Aim:
Identify all lines in the listing that include the word "двумя", and copy them out.

Given data:
[start]

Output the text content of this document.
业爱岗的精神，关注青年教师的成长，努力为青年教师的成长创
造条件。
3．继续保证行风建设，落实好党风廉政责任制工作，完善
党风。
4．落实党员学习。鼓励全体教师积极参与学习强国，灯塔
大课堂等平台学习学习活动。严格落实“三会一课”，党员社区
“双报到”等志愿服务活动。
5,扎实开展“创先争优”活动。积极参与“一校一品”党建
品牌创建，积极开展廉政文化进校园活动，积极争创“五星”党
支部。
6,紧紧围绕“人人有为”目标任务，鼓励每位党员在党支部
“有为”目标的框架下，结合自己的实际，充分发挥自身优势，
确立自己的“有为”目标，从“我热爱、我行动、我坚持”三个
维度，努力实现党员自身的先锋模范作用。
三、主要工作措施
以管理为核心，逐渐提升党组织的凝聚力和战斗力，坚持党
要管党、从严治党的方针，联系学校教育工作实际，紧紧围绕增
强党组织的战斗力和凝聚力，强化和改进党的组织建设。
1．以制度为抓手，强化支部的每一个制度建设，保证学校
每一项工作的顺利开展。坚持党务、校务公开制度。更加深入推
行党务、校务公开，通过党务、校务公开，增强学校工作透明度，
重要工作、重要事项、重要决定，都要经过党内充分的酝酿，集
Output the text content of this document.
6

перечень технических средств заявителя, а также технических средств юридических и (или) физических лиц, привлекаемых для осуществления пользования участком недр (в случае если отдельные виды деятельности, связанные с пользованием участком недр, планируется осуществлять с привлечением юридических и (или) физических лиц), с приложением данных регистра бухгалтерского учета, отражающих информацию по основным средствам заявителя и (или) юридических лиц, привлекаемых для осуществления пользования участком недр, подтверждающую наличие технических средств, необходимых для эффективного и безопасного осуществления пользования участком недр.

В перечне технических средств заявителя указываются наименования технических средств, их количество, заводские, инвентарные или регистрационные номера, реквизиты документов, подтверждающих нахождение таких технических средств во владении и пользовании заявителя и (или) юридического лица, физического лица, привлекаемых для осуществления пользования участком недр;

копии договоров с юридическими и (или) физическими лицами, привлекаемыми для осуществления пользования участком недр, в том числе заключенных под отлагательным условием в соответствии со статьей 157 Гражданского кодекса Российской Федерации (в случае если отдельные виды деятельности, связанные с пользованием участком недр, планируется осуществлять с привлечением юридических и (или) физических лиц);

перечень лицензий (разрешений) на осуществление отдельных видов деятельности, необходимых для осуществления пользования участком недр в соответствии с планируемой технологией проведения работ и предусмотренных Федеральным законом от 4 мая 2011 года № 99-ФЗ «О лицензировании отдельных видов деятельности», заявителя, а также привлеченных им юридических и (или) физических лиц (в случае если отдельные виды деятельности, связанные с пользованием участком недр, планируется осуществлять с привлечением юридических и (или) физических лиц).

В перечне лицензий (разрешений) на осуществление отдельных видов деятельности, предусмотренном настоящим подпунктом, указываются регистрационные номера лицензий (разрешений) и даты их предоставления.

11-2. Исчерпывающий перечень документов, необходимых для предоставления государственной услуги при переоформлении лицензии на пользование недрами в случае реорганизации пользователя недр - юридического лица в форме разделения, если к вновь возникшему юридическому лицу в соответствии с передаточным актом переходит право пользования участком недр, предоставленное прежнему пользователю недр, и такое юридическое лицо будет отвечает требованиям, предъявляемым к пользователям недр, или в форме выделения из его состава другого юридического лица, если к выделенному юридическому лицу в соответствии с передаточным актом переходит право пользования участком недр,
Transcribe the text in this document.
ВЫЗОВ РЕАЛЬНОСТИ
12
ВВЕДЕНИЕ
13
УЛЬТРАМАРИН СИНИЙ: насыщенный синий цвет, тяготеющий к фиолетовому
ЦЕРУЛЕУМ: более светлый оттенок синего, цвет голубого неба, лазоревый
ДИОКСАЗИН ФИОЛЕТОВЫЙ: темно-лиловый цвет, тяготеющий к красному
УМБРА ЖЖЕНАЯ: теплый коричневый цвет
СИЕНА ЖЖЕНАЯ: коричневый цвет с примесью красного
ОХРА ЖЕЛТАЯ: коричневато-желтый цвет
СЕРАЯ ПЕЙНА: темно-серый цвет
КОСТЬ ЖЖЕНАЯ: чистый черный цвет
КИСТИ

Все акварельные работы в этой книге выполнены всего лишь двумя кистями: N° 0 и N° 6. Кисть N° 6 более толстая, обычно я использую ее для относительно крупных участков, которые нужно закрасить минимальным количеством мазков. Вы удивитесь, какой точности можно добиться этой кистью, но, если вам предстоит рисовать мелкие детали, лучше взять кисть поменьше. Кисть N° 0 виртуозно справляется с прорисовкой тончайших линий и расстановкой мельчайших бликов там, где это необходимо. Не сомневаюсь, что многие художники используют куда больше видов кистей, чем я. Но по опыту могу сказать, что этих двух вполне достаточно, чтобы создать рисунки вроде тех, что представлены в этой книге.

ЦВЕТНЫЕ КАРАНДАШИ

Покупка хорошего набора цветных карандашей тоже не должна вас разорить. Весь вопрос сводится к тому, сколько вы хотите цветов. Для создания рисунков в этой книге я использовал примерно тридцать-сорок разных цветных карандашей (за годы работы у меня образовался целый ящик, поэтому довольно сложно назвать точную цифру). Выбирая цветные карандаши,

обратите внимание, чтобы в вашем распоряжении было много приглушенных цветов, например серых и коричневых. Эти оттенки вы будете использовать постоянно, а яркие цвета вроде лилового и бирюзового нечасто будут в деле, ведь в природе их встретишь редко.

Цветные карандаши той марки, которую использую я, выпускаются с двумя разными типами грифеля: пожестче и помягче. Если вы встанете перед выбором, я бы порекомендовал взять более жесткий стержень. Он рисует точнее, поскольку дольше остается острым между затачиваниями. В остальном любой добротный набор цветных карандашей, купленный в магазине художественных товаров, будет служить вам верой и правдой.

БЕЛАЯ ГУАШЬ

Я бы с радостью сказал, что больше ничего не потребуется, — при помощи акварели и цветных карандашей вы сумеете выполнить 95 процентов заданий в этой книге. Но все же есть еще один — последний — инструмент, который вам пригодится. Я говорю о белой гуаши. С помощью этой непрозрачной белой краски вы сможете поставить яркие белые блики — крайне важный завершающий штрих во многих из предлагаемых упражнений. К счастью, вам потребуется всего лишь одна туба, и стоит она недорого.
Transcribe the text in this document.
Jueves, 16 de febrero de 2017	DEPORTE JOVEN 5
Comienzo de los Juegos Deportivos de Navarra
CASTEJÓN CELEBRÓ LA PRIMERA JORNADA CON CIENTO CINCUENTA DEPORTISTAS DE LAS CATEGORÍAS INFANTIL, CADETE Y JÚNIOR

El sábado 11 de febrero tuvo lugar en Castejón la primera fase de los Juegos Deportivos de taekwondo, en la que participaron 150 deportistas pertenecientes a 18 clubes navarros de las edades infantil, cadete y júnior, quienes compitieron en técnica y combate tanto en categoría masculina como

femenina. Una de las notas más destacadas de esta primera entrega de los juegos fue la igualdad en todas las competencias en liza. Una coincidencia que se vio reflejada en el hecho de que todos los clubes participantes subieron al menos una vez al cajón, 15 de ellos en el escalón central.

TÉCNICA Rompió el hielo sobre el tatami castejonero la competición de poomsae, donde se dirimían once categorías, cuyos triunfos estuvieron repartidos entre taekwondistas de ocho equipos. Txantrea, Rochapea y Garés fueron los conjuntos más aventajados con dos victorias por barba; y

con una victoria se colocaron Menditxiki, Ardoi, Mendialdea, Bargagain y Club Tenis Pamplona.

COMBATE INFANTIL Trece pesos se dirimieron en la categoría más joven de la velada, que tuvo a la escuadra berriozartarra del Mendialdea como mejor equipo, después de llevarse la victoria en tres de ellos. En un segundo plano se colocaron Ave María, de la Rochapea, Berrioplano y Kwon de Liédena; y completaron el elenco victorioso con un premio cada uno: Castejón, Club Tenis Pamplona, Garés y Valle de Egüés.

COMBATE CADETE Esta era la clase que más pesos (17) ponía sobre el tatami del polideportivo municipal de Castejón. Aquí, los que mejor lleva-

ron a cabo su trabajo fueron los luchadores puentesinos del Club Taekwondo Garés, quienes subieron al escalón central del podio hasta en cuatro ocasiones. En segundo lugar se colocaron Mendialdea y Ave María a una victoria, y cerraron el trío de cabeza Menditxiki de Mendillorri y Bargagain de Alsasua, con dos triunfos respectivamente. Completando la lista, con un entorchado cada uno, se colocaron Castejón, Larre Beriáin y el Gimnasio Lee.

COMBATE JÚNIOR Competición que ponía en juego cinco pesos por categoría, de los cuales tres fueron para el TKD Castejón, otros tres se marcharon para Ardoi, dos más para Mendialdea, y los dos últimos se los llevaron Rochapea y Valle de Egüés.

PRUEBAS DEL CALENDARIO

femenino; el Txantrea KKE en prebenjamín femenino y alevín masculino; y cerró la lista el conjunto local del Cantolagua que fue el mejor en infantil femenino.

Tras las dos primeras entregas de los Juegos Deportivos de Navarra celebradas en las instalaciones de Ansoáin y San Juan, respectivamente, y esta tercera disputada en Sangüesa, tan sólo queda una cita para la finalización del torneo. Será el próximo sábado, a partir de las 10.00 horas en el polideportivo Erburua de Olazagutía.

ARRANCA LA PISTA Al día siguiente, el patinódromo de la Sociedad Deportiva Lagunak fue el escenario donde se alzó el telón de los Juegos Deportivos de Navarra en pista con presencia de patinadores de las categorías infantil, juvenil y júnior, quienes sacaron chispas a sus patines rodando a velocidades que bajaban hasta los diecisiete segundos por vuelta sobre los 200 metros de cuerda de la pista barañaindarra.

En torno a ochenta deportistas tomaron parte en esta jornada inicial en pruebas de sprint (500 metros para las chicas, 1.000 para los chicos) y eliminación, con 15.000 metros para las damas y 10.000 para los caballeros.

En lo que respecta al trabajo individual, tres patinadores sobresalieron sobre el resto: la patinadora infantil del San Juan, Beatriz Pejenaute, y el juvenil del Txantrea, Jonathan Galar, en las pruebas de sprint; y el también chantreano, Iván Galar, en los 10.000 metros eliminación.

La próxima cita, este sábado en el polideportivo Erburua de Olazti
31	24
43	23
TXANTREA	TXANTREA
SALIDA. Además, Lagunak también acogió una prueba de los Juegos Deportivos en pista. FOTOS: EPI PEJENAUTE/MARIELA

[end]

Exercise output:
Все акварельные работы в этой книге выполнены всего лишь двумя кистями: N° 0 и N° 6. Кисть N° 6 более толстая, обычно я использую ее для относительно крупных участков, которые нужно закрасить минимальным количеством мазков. Вы удивитесь, какой точности можно добиться этой кистью, но, если вам предстоит рисовать мелкие детали, лучше взять кисть поменьше. Кисть N° 0 виртуозно справляется с прорисовкой тончайших линий и расстановкой мельчайших бликов там, где это необходимо. Не сомневаюсь, что многие художники используют куда больше видов кистей, чем я. Но по опыту могу сказать, что этих двух вполне достаточно, чтобы создать рисунки вроде тех, что представлены в этой книге.
Цветные карандаши той марки, которую использую я, выпускаются с двумя разными типами грифеля: пожестче и помягче. Если вы встанете перед выбором, я бы порекомендовал взять более жесткий стержень. Он рисует точнее, поскольку дольше остается острым между затачиваниями. В остальном любой добротный набор цветных карандашей, купленный в магазине художественных товаров, будет служить вам верой и правдой.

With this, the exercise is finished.